The exercise: Reproduce all records verbatim.

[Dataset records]
>> Start

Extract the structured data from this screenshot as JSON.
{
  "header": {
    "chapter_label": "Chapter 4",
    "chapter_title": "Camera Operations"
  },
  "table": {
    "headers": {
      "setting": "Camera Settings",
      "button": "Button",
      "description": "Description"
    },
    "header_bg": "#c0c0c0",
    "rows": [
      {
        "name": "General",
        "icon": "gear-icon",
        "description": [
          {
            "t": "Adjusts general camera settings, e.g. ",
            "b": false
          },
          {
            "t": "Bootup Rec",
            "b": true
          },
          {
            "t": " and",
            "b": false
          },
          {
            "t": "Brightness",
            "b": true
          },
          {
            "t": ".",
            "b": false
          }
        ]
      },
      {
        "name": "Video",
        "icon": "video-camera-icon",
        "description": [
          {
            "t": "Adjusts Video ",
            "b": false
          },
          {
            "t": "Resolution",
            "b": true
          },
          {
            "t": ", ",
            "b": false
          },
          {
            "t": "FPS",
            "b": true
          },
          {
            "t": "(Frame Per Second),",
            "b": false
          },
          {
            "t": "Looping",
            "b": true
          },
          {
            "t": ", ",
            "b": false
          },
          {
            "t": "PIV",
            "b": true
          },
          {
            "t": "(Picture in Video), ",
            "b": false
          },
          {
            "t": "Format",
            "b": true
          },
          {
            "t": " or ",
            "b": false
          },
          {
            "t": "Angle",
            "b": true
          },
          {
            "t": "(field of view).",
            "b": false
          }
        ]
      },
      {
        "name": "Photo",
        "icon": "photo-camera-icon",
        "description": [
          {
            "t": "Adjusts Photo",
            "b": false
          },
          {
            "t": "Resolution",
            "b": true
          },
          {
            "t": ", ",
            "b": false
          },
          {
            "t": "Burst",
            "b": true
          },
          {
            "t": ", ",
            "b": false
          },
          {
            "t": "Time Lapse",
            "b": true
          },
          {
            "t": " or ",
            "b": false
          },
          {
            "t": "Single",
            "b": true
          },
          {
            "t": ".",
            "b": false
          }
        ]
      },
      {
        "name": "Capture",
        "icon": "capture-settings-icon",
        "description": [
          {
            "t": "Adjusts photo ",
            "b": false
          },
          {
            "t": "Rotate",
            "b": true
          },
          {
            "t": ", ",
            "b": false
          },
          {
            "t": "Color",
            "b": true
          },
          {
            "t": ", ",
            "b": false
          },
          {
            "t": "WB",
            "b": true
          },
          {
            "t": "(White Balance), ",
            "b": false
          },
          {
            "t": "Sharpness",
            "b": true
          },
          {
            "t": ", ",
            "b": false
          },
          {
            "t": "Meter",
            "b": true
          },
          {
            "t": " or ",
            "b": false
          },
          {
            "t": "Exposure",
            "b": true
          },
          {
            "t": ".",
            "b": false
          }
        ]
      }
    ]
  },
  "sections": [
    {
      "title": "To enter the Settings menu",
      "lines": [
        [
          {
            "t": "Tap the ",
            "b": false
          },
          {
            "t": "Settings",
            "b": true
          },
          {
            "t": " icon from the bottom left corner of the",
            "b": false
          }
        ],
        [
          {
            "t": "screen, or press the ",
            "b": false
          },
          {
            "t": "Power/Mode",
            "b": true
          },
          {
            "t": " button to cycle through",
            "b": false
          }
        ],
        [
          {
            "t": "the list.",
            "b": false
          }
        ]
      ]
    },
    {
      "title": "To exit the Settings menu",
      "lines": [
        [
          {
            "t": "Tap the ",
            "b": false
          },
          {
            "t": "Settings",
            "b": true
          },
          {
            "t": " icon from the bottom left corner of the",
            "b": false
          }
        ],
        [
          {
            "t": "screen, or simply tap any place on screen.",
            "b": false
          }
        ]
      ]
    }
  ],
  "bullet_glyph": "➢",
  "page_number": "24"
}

>> End

Exercise response:
Extract the structured data from this screenshot as JSON.
{
  "header": {
    "chapter_label": "Chapter 4",
    "chapter_title": "Camera Operations"
  },
  "table": {
    "headers": {
      "setting": "Camera Settings",
      "button": "Button",
      "description": "Description"
    },
    "header_bg": "#c0c0c0",
    "rows": [
      {
        "name": "General",
        "icon": "gear-icon",
        "description": [
          {
            "t": "Adjusts general camera settings, e.g. ",
            "b": false
          },
          {
            "t": "Bootup Rec",
            "b": true
          },
          {
            "t": " and",
            "b": false
          },
          {
            "t": "Brightness",
            "b": true
          },
          {
            "t": ".",
            "b": false
          }
        ]
      },
      {
        "name": "Video",
        "icon": "video-camera-icon",
        "description": [
          {
            "t": "Adjusts Video ",
            "b": false
          },
          {
            "t": "Resolution",
            "b": true
          },
          {
            "t": ", ",
            "b": false
          },
          {
            "t": "FPS",
            "b": true
          },
          {
            "t": "(Frame Per Second),",
            "b": false
          },
          {
            "t": "Looping",
            "b": true
          },
          {
            "t": ", ",
            "b": false
          },
          {
            "t": "PIV",
            "b": true
          },
          {
            "t": "(Picture in Video), ",
            "b": false
          },
          {
            "t": "Format",
            "b": true
          },
          {
            "t": " or ",
            "b": false
          },
          {
            "t": "Angle",
            "b": true
          },
          {
            "t": "(field of view).",
            "b": false
          }
        ]
      },
      {
        "name": "Photo",
        "icon": "photo-camera-icon",
        "description": [
          {
            "t": "Adjusts Photo",
            "b": false
          },
          {
            "t": "Resolution",
            "b": true
          },
          {
            "t": ", ",
            "b": false
          },
          {
            "t": "Burst",
            "b": true
          },
          {
            "t": ", ",
            "b": false
          },
          {
            "t": "Time Lapse",
            "b": true
          },
          {
            "t": " or ",
            "b": false
          },
          {
            "t": "Single",
            "b": true
          },
          {
            "t": ".",
            "b": false
          }
        ]
      },
      {
        "name": "Capture",
        "icon": "capture-settings-icon",
        "description": [
          {
            "t": "Adjusts photo ",
            "b": false
          },
          {
            "t": "Rotate",
            "b": true
          },
          {
            "t": ", ",
            "b": false
          },
          {
            "t": "Color",
            "b": true
          },
          {
            "t": ", ",
            "b": false
          },
          {
            "t": "WB",
            "b": true
          },
          {
            "t": "(White Balance), ",
            "b": false
          },
          {
            "t": "Sharpness",
            "b": true
          },
          {
            "t": ", ",
            "b": false
          },
          {
            "t": "Meter",
            "b": true
          },
          {
            "t": " or ",
            "b": false
          },
          {
            "t": "Exposure",
            "b": true
          },
          {
            "t": ".",
            "b": false
          }
        ]
      }
    ]
  },
  "sections": [
    {
      "title": "To enter the Settings menu",
      "lines": [
        [
          {
            "t": "Tap the ",
            "b": false
          },
          {
            "t": "Settings",
            "b": true
          },
          {
            "t": " icon from the bottom left corner of the",
            "b": false
          }
        ],
        [
          {
            "t": "screen, or press the ",
            "b": false
          },
          {
            "t": "Power/Mode",
            "b": true
          },
          {
            "t": " button to cycle through",
            "b": false
          }
        ],
        [
          {
            "t": "the list.",
            "b": false
          }
        ]
      ]
    },
    {
      "title": "To exit the Settings menu",
      "lines": [
        [
          {
            "t": "Tap the ",
            "b": false
          },
          {
            "t": "Settings",
            "b": true
          },
          {
            "t": " icon from the bottom left corner of the",
            "b": false
          }
        ],
        [
          {
            "t": "screen, or simply tap any place on screen.",
            "b": false
          }
        ]
      ]
    }
  ],
  "bullet_glyph": "➢",
  "page_number": "24"
}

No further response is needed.